» **TASK GOAL**
All of the lines below are to be printed again exactly; images are excluded from the output.

Dataset items:
# # # # #
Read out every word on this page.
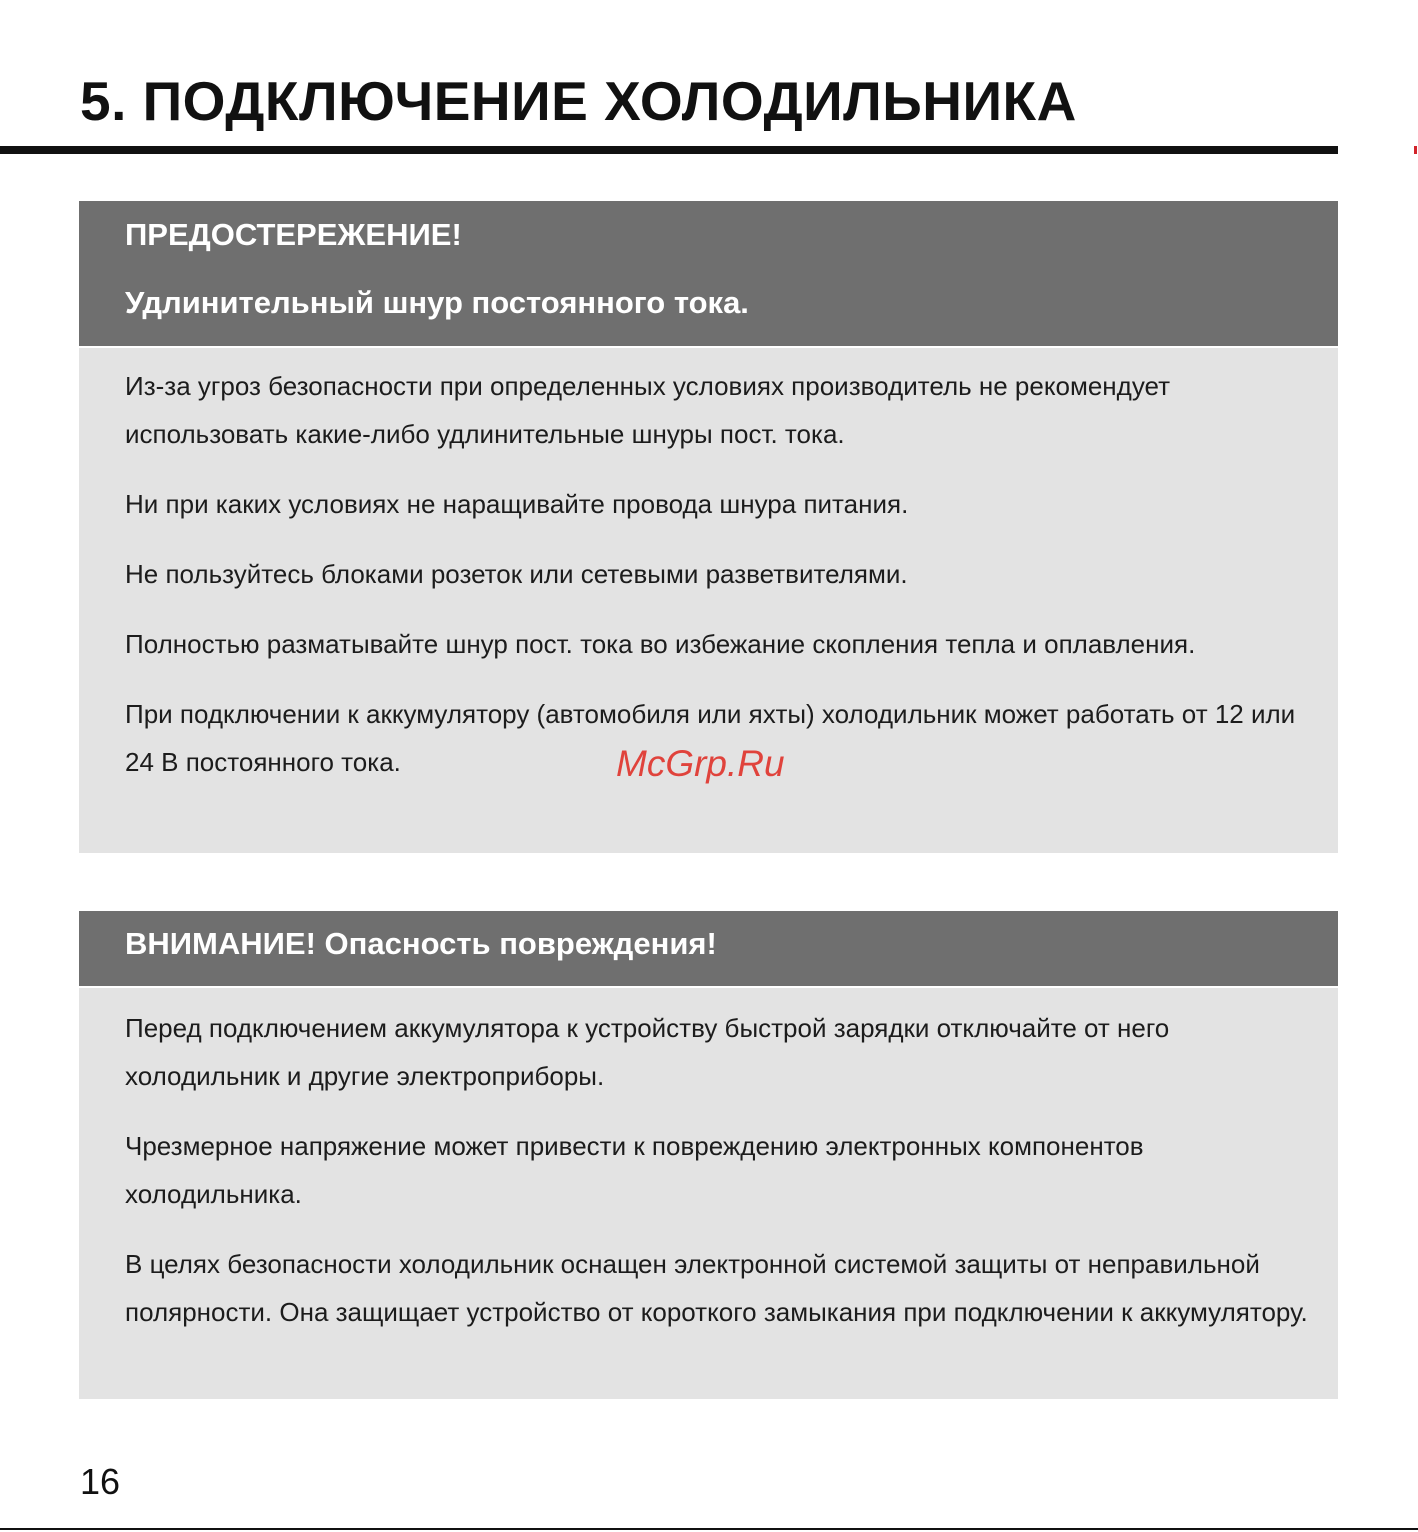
5. ПОДКЛЮЧЕНИЕ ХОЛОДИЛЬНИКА
ПРЕДОСТЕРЕЖЕНИЕ!
Удлинительный шнур постоянного тока.

Из-за угроз безопасности при определенных условиях производитель не рекомендует использовать какие-либо удлинительные шнуры пост. тока.

Ни при каких условиях не наращивайте провода шнура питания.

Не пользуйтесь блоками розеток или сетевыми разветвителями.

Полностью разматывайте шнур пост. тока во избежание скопления тепла и оплавления.

При подключении к аккумулятору (автомобиля или яхты) холодильник может работать от 12 или 24 В постоянного тока.	McGrp.Ru
ВНИМАНИЕ! Опасность повреждения!

Перед подключением аккумулятора к устройству быстрой зарядки отключайте от него холодильник и другие электроприборы.

Чрезмерное напряжение может привести к повреждению электронных компонентов холодильника.

В целях безопасности холодильник оснащен электронной системой защиты от неправильной полярности. Она защищает устройство от короткого замыкания при подключении к аккумулятору.

16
# # # # #
» **REPLY TO THE TASK**
Read out every word on this page.
5. ПОДКЛЮЧЕНИЕ ХОЛОДИЛЬНИКА
ПРЕДОСТЕРЕЖЕНИЕ!
Удлинительный шнур постоянного тока.

Из-за угроз безопасности при определенных условиях производитель не рекомендует использовать какие-либо удлинительные шнуры пост. тока.

Ни при каких условиях не наращивайте провода шнура питания.

Не пользуйтесь блоками розеток или сетевыми разветвителями.

Полностью разматывайте шнур пост. тока во избежание скопления тепла и оплавления.

При подключении к аккумулятору (автомобиля или яхты) холодильник может работать от 12 или 24 В постоянного тока.	McGrp.Ru
ВНИМАНИЕ! Опасность повреждения!

Перед подключением аккумулятора к устройству быстрой зарядки отключайте от него холодильник и другие электроприборы.

Чрезмерное напряжение может привести к повреждению электронных компонентов холодильника.

В целях безопасности холодильник оснащен электронной системой защиты от неправильной полярности. Она защищает устройство от короткого замыкания при подключении к аккумулятору.

16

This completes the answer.